[Item position entries]
--*--
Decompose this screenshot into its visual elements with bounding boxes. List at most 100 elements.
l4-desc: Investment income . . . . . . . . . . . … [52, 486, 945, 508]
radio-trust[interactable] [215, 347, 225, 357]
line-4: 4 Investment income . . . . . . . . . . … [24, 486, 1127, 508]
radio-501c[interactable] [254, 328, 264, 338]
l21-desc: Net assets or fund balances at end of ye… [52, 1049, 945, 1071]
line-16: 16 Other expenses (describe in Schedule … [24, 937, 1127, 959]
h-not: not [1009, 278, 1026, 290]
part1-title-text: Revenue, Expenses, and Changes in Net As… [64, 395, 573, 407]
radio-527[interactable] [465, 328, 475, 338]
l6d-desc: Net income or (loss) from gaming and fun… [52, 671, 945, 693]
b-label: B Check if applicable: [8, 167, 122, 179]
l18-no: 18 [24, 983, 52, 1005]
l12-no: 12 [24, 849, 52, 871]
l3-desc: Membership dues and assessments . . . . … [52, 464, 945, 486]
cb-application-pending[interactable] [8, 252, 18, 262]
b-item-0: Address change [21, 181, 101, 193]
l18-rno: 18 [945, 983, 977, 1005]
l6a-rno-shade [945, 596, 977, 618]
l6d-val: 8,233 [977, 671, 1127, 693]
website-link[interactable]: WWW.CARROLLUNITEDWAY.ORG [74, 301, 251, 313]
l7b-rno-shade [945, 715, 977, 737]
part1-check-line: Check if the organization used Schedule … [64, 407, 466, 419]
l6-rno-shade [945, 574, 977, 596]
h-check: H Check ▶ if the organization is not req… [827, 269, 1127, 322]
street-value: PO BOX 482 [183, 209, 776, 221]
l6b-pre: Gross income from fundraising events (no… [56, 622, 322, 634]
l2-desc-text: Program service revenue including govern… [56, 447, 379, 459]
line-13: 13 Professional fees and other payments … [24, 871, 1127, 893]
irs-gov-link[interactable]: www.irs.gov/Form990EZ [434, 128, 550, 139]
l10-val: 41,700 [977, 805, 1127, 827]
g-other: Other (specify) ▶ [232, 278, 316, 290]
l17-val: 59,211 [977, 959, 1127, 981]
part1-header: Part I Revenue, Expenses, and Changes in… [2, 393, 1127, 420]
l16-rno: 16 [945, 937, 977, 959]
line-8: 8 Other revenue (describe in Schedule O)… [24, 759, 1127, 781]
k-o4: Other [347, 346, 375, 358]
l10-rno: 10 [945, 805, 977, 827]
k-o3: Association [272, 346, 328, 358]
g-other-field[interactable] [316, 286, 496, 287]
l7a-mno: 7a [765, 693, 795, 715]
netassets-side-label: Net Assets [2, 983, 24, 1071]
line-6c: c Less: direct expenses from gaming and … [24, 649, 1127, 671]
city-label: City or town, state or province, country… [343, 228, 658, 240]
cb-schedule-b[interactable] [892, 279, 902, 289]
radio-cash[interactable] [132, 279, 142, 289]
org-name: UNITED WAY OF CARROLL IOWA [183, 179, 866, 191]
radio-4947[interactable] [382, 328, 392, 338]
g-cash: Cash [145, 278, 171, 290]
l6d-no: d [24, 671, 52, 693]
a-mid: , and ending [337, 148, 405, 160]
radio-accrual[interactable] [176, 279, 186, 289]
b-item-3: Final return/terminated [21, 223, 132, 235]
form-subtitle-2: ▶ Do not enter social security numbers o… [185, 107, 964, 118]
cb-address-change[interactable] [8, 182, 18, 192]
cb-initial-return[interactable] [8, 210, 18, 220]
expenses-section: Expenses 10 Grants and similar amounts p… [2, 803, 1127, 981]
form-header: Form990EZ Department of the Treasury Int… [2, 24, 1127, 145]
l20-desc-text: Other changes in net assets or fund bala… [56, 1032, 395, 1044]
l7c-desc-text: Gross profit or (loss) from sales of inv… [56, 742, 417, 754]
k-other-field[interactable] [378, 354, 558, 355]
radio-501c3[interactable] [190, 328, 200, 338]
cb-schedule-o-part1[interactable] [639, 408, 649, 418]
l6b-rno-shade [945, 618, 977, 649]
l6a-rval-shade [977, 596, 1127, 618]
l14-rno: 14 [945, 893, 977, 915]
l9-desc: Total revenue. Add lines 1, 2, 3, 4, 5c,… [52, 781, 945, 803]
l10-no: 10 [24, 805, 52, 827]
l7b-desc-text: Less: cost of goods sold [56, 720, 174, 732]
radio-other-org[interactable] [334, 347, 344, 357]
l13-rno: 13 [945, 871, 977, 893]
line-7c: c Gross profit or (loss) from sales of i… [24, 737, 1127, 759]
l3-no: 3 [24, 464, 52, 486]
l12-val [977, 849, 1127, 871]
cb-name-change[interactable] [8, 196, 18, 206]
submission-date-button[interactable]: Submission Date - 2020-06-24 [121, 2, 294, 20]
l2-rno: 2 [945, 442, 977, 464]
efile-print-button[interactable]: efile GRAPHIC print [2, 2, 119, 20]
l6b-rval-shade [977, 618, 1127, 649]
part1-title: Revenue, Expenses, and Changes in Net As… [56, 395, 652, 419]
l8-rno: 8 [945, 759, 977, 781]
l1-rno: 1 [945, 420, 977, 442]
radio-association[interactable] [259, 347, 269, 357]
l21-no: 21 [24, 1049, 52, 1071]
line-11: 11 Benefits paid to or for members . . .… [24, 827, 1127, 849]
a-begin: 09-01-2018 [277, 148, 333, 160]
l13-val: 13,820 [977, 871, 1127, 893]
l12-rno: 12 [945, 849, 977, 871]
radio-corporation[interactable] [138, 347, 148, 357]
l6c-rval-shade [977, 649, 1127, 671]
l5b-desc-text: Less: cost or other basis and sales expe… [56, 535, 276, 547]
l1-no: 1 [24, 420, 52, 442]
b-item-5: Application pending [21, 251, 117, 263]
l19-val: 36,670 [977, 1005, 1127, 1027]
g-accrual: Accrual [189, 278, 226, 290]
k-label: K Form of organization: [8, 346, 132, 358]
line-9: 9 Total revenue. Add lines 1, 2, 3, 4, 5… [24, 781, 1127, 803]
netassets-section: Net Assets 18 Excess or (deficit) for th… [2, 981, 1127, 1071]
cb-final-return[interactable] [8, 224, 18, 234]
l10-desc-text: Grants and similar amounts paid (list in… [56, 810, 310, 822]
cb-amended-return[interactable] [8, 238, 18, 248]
--*--
WRITTEN REQUEST — Please collect every line of the records above that contains the string "return".

SOLVED EXERCISE —
b-item-3: Final return/terminated [21, 223, 132, 235]
cb-initial-return[interactable] [8, 210, 18, 220]
cb-final-return[interactable] [8, 224, 18, 234]
cb-amended-return[interactable] [8, 238, 18, 248]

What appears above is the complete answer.